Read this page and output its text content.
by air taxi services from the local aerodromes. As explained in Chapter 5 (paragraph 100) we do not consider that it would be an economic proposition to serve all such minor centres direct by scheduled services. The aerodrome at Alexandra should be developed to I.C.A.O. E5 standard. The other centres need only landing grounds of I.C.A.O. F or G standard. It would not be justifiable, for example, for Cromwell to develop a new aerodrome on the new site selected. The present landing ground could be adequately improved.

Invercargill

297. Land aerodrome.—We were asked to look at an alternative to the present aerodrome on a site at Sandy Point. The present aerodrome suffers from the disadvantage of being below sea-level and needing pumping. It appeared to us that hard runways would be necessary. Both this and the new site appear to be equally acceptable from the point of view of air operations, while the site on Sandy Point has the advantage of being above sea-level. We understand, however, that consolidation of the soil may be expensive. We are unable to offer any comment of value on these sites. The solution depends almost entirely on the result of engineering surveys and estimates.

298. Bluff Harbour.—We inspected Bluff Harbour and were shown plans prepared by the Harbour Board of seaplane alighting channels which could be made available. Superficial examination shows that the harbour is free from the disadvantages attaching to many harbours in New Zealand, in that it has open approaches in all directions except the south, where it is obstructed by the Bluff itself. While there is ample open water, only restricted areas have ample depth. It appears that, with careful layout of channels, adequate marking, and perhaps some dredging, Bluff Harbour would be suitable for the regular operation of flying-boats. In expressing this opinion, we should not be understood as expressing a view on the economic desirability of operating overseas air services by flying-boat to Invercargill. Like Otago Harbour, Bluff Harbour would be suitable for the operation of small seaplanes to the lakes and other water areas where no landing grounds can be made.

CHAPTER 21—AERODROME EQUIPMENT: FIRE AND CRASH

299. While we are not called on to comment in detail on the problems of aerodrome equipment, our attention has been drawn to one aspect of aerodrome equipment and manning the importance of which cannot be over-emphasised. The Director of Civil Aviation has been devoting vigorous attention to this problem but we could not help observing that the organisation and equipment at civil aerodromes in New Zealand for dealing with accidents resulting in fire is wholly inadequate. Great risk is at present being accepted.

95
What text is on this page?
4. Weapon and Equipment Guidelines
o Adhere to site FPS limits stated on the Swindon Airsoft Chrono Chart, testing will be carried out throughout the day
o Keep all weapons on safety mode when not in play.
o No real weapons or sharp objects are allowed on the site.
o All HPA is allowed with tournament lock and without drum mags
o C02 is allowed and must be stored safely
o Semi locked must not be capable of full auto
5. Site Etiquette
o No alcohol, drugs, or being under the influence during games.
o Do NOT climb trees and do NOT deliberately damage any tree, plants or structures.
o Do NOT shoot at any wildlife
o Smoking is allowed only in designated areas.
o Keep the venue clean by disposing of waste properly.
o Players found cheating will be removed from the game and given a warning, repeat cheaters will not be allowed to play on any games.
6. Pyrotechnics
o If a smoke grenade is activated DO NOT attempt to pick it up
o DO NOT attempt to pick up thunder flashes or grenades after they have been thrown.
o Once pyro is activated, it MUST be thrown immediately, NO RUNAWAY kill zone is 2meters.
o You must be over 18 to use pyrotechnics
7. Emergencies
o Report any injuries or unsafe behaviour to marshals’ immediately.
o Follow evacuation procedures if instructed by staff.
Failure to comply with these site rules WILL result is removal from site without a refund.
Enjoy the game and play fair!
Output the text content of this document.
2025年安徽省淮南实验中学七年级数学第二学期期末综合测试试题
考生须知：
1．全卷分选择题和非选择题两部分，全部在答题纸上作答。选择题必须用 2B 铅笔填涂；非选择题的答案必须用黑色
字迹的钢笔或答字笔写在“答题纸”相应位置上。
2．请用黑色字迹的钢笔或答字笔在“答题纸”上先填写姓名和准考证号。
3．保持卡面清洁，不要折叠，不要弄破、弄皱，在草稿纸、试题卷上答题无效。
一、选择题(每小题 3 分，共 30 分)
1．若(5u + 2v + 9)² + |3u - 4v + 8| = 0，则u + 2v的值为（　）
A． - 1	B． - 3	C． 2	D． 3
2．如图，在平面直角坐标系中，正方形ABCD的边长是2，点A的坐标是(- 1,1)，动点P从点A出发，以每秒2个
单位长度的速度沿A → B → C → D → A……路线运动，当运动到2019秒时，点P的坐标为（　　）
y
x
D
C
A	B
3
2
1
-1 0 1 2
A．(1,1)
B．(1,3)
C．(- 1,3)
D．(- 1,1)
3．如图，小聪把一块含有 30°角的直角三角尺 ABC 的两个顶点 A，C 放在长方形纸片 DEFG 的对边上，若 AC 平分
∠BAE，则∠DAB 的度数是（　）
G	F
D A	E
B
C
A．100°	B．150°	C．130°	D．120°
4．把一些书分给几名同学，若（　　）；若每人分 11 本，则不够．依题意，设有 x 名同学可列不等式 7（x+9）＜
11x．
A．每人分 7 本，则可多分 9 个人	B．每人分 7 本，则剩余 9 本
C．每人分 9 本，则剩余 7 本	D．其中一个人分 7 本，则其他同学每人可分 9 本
· · ·
■ YOUR GOAL ■
Write out all of the records above exactly as they appear.

■ RESPONSE BELOW ■
Read this page and output its text content.
by air taxi services from the local aerodromes. As explained in Chapter 5 (paragraph 100) we do not consider that it would be an economic proposition to serve all such minor centres direct by scheduled services. The aerodrome at Alexandra should be developed to I.C.A.O. E5 standard. The other centres need only landing grounds of I.C.A.O. F or G standard. It would not be justifiable, for example, for Cromwell to develop a new aerodrome on the new site selected. The present landing ground could be adequately improved.

Invercargill

297. Land aerodrome.—We were asked to look at an alternative to the present aerodrome on a site at Sandy Point. The present aerodrome suffers from the disadvantage of being below sea-level and needing pumping. It appeared to us that hard runways would be necessary. Both this and the new site appear to be equally acceptable from the point of view of air operations, while the site on Sandy Point has the advantage of being above sea-level. We understand, however, that consolidation of the soil may be expensive. We are unable to offer any comment of value on these sites. The solution depends almost entirely on the result of engineering surveys and estimates.

298. Bluff Harbour.—We inspected Bluff Harbour and were shown plans prepared by the Harbour Board of seaplane alighting channels which could be made available. Superficial examination shows that the harbour is free from the disadvantages attaching to many harbours in New Zealand, in that it has open approaches in all directions except the south, where it is obstructed by the Bluff itself. While there is ample open water, only restricted areas have ample depth. It appears that, with careful layout of channels, adequate marking, and perhaps some dredging, Bluff Harbour would be suitable for the regular operation of flying-boats. In expressing this opinion, we should not be understood as expressing a view on the economic desirability of operating overseas air services by flying-boat to Invercargill. Like Otago Harbour, Bluff Harbour would be suitable for the operation of small seaplanes to the lakes and other water areas where no landing grounds can be made.

CHAPTER 21—AERODROME EQUIPMENT: FIRE AND CRASH

299. While we are not called on to comment in detail on the problems of aerodrome equipment, our attention has been drawn to one aspect of aerodrome equipment and manning the importance of which cannot be over-emphasised. The Director of Civil Aviation has been devoting vigorous attention to this problem but we could not help observing that the organisation and equipment at civil aerodromes in New Zealand for dealing with accidents resulting in fire is wholly inadequate. Great risk is at present being accepted.

95
What text is on this page?
4. Weapon and Equipment Guidelines
o Adhere to site FPS limits stated on the Swindon Airsoft Chrono Chart, testing will be carried out throughout the day
o Keep all weapons on safety mode when not in play.
o No real weapons or sharp objects are allowed on the site.
o All HPA is allowed with tournament lock and without drum mags
o C02 is allowed and must be stored safely
o Semi locked must not be capable of full auto
5. Site Etiquette
o No alcohol, drugs, or being under the influence during games.
o Do NOT climb trees and do NOT deliberately damage any tree, plants or structures.
o Do NOT shoot at any wildlife
o Smoking is allowed only in designated areas.
o Keep the venue clean by disposing of waste properly.
o Players found cheating will be removed from the game and given a warning, repeat cheaters will not be allowed to play on any games.
6. Pyrotechnics
o If a smoke grenade is activated DO NOT attempt to pick it up
o DO NOT attempt to pick up thunder flashes or grenades after they have been thrown.
o Once pyro is activated, it MUST be thrown immediately, NO RUNAWAY kill zone is 2meters.
o You must be over 18 to use pyrotechnics
7. Emergencies
o Report any injuries or unsafe behaviour to marshals’ immediately.
o Follow evacuation procedures if instructed by staff.
Failure to comply with these site rules WILL result is removal from site without a refund.
Enjoy the game and play fair!
Output the text content of this document.
2025年安徽省淮南实验中学七年级数学第二学期期末综合测试试题
考生须知：
1．全卷分选择题和非选择题两部分，全部在答题纸上作答。选择题必须用 2B 铅笔填涂；非选择题的答案必须用黑色
字迹的钢笔或答字笔写在“答题纸”相应位置上。
2．请用黑色字迹的钢笔或答字笔在“答题纸”上先填写姓名和准考证号。
3．保持卡面清洁，不要折叠，不要弄破、弄皱，在草稿纸、试题卷上答题无效。
一、选择题(每小题 3 分，共 30 分)
1．若(5u + 2v + 9)² + |3u - 4v + 8| = 0，则u + 2v的值为（　）
A． - 1	B． - 3	C． 2	D． 3
2．如图，在平面直角坐标系中，正方形ABCD的边长是2，点A的坐标是(- 1,1)，动点P从点A出发，以每秒2个
单位长度的速度沿A → B → C → D → A……路线运动，当运动到2019秒时，点P的坐标为（　　）
y
x
D
C
A	B
3
2
1
-1 0 1 2
A．(1,1)
B．(1,3)
C．(- 1,3)
D．(- 1,1)
3．如图，小聪把一块含有 30°角的直角三角尺 ABC 的两个顶点 A，C 放在长方形纸片 DEFG 的对边上，若 AC 平分
∠BAE，则∠DAB 的度数是（　）
G	F
D A	E
B
C
A．100°	B．150°	C．130°	D．120°
4．把一些书分给几名同学，若（　　）；若每人分 11 本，则不够．依题意，设有 x 名同学可列不等式 7（x+9）＜
11x．
A．每人分 7 本，则可多分 9 个人	B．每人分 7 本，则剩余 9 本
C．每人分 9 本，则剩余 7 本	D．其中一个人分 7 本，则其他同学每人可分 9 本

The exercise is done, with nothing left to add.